§ **Directive**: Track down each line that has the word "appelle" and copy it.

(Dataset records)

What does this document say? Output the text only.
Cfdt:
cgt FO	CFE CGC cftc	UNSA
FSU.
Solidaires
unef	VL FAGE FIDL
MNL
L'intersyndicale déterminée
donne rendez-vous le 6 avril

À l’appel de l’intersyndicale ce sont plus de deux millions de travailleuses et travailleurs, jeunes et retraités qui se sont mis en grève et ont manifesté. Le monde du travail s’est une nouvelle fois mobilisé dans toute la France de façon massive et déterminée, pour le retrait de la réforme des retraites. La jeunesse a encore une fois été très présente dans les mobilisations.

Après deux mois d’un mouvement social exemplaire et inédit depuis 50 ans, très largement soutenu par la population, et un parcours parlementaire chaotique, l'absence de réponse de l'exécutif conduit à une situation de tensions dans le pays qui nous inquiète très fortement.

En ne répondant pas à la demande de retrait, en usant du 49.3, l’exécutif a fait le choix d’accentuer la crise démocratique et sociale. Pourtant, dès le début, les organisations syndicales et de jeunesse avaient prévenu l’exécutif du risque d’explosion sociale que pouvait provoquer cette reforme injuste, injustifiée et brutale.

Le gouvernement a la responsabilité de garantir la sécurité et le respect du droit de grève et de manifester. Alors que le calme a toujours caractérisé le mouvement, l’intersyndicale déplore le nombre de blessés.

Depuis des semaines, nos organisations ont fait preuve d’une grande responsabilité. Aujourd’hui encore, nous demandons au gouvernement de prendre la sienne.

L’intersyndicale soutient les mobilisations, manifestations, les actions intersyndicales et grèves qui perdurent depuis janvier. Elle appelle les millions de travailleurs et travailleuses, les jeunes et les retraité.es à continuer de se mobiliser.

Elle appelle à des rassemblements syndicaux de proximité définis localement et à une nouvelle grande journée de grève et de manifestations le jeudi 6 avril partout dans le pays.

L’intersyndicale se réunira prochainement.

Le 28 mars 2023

§ **Task output**:
L’intersyndicale soutient les mobilisations, manifestations, les actions intersyndicales et grèves qui perdurent depuis janvier. Elle appelle les millions de travailleurs et travailleuses, les jeunes et les retraité.es à continuer de se mobiliser.
Elle appelle à des rassemblements syndicaux de proximité définis localement et à une nouvelle grande journée de grève et de manifestations le jeudi 6 avril partout dans le pays.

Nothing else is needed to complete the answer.